## Stored records:
— BEGIN —
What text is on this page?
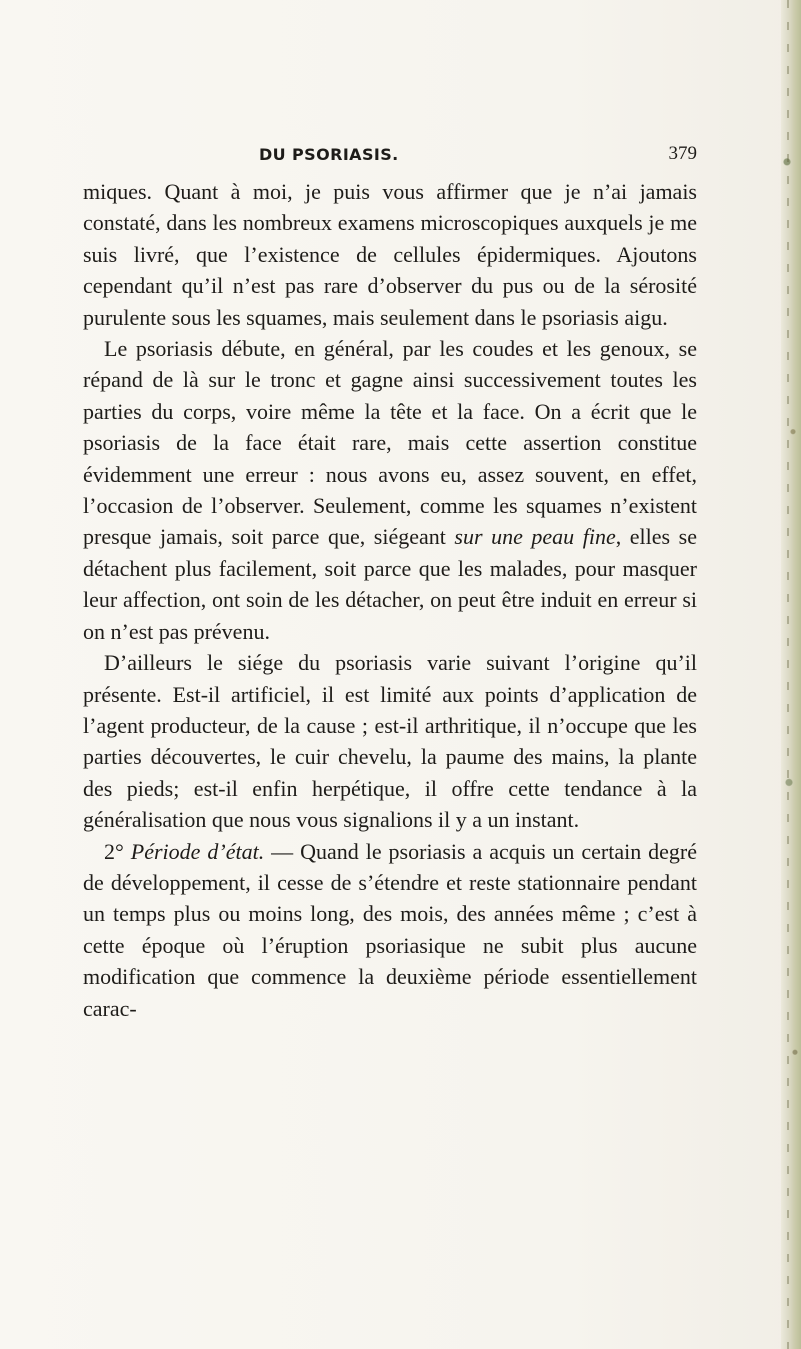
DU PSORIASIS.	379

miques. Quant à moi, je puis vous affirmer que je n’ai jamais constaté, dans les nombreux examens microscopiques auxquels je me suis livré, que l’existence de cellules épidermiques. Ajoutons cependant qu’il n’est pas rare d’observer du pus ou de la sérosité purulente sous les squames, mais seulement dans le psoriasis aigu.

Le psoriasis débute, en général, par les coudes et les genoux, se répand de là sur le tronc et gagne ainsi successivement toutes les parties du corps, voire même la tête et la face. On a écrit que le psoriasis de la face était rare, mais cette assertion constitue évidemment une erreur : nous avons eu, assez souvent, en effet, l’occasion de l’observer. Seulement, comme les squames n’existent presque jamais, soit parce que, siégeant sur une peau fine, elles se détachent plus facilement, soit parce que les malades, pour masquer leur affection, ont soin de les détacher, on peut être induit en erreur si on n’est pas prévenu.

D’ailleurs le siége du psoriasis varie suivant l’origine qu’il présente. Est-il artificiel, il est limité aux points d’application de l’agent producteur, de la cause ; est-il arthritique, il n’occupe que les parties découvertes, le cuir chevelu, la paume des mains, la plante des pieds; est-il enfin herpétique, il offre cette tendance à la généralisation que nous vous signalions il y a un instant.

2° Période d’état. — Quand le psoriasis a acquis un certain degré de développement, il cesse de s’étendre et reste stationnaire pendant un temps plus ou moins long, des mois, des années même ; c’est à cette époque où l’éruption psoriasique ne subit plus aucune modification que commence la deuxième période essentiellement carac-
— END —
## What needs to be done:
Repeat the records above exactly, omitting every picture.

## Correct result:
What text is on this page?
DU PSORIASIS.	379

miques. Quant à moi, je puis vous affirmer que je n’ai jamais constaté, dans les nombreux examens microscopiques auxquels je me suis livré, que l’existence de cellules épidermiques. Ajoutons cependant qu’il n’est pas rare d’observer du pus ou de la sérosité purulente sous les squames, mais seulement dans le psoriasis aigu.

Le psoriasis débute, en général, par les coudes et les genoux, se répand de là sur le tronc et gagne ainsi successivement toutes les parties du corps, voire même la tête et la face. On a écrit que le psoriasis de la face était rare, mais cette assertion constitue évidemment une erreur : nous avons eu, assez souvent, en effet, l’occasion de l’observer. Seulement, comme les squames n’existent presque jamais, soit parce que, siégeant sur une peau fine, elles se détachent plus facilement, soit parce que les malades, pour masquer leur affection, ont soin de les détacher, on peut être induit en erreur si on n’est pas prévenu.

D’ailleurs le siége du psoriasis varie suivant l’origine qu’il présente. Est-il artificiel, il est limité aux points d’application de l’agent producteur, de la cause ; est-il arthritique, il n’occupe que les parties découvertes, le cuir chevelu, la paume des mains, la plante des pieds; est-il enfin herpétique, il offre cette tendance à la généralisation que nous vous signalions il y a un instant.

2° Période d’état. — Quand le psoriasis a acquis un certain degré de développement, il cesse de s’étendre et reste stationnaire pendant un temps plus ou moins long, des mois, des années même ; c’est à cette époque où l’éruption psoriasique ne subit plus aucune modification que commence la deuxième période essentiellement carac-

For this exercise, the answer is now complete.